**PROBLEM TO WORK ON**
Return every line of the data below that includes the string "production".

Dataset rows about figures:

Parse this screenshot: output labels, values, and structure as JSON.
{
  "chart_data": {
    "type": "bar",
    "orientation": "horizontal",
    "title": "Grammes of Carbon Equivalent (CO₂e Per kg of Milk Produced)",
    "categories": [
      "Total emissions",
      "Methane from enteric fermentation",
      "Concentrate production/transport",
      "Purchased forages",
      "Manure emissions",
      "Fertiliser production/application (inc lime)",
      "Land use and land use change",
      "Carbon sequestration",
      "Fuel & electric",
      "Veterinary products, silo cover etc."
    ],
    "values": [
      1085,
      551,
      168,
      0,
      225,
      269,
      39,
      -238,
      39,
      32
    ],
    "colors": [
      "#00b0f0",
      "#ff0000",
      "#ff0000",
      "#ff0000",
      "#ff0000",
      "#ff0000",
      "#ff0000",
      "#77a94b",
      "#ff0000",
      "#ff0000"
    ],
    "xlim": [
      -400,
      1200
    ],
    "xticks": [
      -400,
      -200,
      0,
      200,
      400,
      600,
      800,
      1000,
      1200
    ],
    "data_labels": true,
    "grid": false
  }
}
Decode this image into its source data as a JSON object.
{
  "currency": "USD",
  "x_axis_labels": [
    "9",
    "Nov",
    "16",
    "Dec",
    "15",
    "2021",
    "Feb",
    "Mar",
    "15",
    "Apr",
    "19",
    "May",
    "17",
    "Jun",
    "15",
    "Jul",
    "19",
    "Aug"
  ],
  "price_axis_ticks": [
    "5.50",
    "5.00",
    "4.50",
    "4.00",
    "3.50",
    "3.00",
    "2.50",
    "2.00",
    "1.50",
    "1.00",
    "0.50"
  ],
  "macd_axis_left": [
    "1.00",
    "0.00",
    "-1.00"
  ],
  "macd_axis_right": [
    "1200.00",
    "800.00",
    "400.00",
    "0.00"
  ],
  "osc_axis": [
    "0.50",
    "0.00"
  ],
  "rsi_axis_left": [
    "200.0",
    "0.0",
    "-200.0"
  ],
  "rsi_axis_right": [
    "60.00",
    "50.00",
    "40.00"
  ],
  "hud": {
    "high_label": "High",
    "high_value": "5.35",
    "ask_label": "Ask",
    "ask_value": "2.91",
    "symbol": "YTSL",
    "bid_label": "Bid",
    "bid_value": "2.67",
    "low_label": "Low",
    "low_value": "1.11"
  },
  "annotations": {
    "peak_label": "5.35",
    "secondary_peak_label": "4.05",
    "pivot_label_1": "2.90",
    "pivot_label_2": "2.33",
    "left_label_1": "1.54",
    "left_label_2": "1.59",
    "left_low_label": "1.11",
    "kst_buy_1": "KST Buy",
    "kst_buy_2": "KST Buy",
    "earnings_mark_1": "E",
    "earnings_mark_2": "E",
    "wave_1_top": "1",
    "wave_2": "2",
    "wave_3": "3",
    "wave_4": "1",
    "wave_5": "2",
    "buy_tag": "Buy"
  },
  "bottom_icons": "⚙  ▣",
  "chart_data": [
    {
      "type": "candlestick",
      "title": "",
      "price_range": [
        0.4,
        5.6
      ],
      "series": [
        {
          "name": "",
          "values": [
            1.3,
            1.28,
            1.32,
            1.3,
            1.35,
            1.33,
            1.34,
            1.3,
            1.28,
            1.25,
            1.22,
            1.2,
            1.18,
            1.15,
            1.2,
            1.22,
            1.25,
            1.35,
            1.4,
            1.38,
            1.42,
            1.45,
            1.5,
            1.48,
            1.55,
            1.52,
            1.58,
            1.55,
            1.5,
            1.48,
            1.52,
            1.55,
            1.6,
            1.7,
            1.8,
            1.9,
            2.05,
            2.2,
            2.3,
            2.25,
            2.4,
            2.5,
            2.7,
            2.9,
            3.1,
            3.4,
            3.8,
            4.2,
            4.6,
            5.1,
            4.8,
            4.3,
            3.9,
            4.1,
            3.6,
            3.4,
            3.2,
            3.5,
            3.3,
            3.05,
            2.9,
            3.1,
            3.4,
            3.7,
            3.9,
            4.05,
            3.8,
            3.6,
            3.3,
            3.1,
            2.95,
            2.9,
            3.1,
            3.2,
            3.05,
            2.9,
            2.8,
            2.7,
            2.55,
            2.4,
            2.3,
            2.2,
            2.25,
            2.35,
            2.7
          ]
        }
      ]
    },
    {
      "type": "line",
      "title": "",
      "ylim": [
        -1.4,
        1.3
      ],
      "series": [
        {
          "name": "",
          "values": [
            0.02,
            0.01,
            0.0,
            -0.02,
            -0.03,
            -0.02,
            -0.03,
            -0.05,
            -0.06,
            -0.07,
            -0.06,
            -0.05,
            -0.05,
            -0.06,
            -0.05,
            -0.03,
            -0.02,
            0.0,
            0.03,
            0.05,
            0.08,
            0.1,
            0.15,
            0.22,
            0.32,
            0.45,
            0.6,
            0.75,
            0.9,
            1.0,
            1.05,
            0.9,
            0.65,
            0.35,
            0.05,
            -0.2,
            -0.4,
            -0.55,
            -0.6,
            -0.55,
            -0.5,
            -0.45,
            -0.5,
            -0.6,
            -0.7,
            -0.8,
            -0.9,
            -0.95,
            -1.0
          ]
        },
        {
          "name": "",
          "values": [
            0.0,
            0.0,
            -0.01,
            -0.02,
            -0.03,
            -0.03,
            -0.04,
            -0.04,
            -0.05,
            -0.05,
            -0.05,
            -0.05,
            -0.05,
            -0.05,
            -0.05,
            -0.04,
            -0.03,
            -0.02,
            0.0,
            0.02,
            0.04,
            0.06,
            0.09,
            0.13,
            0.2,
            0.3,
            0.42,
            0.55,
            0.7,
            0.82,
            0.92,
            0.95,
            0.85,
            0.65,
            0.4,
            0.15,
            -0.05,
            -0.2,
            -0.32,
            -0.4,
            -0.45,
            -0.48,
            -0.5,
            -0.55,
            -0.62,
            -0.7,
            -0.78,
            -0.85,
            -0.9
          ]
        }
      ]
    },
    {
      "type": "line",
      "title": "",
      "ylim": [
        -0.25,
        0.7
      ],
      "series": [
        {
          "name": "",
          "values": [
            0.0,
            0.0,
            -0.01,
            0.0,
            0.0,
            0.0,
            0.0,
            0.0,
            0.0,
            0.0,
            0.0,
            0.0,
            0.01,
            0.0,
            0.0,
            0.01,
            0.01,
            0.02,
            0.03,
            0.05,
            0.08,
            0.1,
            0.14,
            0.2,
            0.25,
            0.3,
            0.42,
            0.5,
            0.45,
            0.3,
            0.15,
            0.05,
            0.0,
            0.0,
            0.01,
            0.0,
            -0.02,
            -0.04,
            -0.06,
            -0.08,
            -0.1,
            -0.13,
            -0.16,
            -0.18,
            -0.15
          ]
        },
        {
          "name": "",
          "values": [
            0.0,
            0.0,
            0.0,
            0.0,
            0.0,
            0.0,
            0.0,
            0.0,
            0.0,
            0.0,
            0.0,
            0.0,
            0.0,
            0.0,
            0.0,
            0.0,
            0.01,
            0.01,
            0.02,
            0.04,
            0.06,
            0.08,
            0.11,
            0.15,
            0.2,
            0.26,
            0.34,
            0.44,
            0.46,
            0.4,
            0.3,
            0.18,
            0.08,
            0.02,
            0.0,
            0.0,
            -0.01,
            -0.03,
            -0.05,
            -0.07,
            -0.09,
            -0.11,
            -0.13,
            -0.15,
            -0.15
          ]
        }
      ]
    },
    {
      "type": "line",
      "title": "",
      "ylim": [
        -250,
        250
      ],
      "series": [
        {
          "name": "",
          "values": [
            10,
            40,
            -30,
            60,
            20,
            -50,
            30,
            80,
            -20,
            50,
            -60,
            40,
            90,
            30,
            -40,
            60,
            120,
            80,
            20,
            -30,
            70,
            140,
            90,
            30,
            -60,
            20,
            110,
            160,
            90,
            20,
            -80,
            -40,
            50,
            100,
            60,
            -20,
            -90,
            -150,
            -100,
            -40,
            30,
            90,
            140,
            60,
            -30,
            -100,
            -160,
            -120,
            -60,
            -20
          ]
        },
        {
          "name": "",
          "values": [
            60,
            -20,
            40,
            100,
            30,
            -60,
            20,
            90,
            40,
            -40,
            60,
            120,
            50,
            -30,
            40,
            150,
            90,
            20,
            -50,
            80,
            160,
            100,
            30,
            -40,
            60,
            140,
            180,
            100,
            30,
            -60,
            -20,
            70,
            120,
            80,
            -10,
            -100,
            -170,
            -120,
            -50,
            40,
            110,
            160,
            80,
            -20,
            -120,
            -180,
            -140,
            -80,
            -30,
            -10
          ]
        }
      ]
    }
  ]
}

**OUTPUT**
      "Concentrate production/transport",
      "Fertiliser production/application (inc lime)",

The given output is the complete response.